## The exercise:
The records below must be transcribed exactly. Do not include the pictures.

___ Extracted information ___

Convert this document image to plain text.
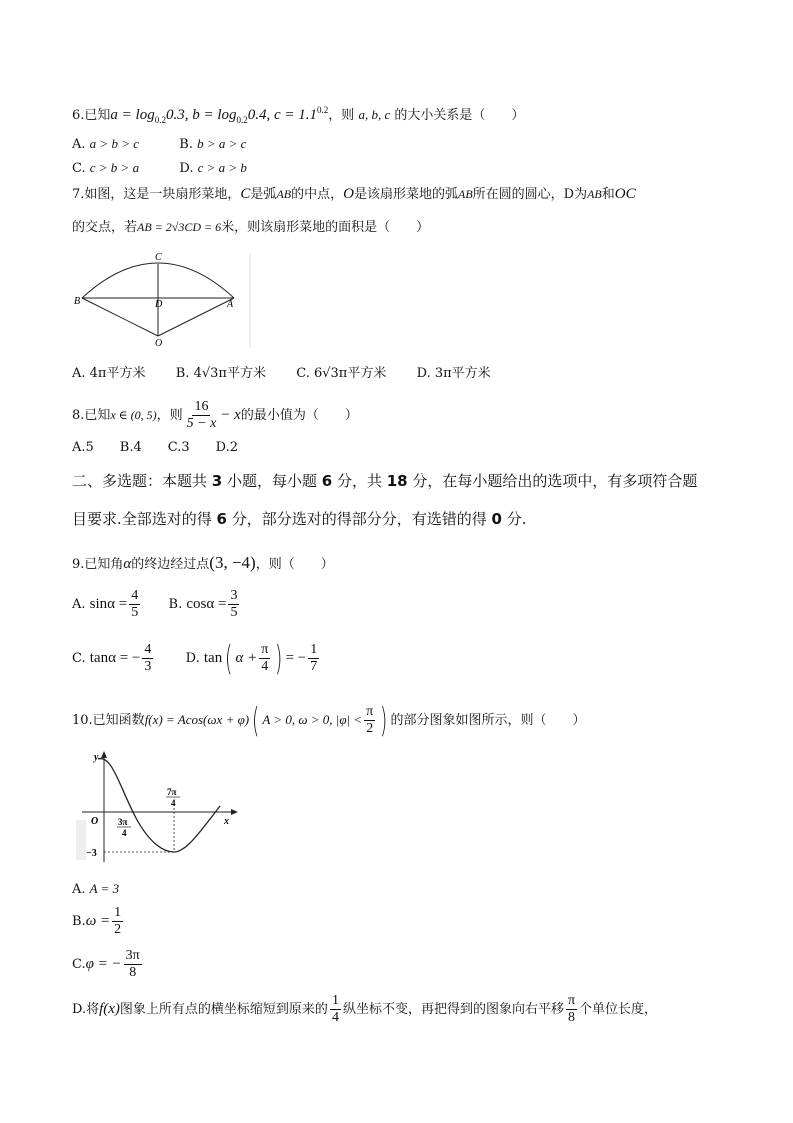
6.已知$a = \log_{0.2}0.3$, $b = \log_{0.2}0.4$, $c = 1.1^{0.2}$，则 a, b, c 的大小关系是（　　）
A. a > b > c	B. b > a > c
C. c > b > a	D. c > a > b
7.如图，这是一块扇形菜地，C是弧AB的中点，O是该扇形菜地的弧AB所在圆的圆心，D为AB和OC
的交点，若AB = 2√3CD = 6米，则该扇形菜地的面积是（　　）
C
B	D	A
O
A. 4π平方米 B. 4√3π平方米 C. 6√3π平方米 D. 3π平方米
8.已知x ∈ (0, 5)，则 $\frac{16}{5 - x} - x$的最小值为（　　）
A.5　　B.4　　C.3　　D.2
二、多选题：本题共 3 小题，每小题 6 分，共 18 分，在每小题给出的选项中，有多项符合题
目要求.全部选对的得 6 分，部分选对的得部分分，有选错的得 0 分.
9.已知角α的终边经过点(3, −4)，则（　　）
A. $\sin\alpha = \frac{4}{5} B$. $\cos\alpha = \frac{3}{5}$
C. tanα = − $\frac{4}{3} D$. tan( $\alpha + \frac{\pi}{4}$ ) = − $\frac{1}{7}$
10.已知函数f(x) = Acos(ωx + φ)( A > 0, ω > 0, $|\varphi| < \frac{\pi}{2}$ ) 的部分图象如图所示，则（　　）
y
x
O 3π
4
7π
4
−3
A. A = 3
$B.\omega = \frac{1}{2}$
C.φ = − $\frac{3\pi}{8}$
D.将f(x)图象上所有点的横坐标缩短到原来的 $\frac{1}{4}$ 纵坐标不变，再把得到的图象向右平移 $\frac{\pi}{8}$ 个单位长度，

___

## Solution:
Convert this document image to plain text.
6.已知$a = \log_{0.2}0.3$, $b = \log_{0.2}0.4$, $c = 1.1^{0.2}$，则 a, b, c 的大小关系是（　　）
A. a > b > c	B. b > a > c
C. c > b > a	D. c > a > b
7.如图，这是一块扇形菜地，C是弧AB的中点，O是该扇形菜地的弧AB所在圆的圆心，D为AB和OC
的交点，若AB = 2√3CD = 6米，则该扇形菜地的面积是（　　）
C
B	D	A
O
A. 4π平方米 B. 4√3π平方米 C. 6√3π平方米 D. 3π平方米
8.已知x ∈ (0, 5)，则 $\frac{16}{5 - x} - x$的最小值为（　　）
A.5　　B.4　　C.3　　D.2
二、多选题：本题共 3 小题，每小题 6 分，共 18 分，在每小题给出的选项中，有多项符合题
目要求.全部选对的得 6 分，部分选对的得部分分，有选错的得 0 分.
9.已知角α的终边经过点(3, −4)，则（　　）
A. $\sin\alpha = \frac{4}{5} B$. $\cos\alpha = \frac{3}{5}$
C. tanα = − $\frac{4}{3} D$. tan( $\alpha + \frac{\pi}{4}$ ) = − $\frac{1}{7}$
10.已知函数f(x) = Acos(ωx + φ)( A > 0, ω > 0, $|\varphi| < \frac{\pi}{2}$ ) 的部分图象如图所示，则（　　）
y
x
O 3π
4
7π
4
−3
A. A = 3
$B.\omega = \frac{1}{2}$
C.φ = − $\frac{3\pi}{8}$
D.将f(x)图象上所有点的横坐标缩短到原来的 $\frac{1}{4}$ 纵坐标不变，再把得到的图象向右平移 $\frac{\pi}{8}$ 个单位长度，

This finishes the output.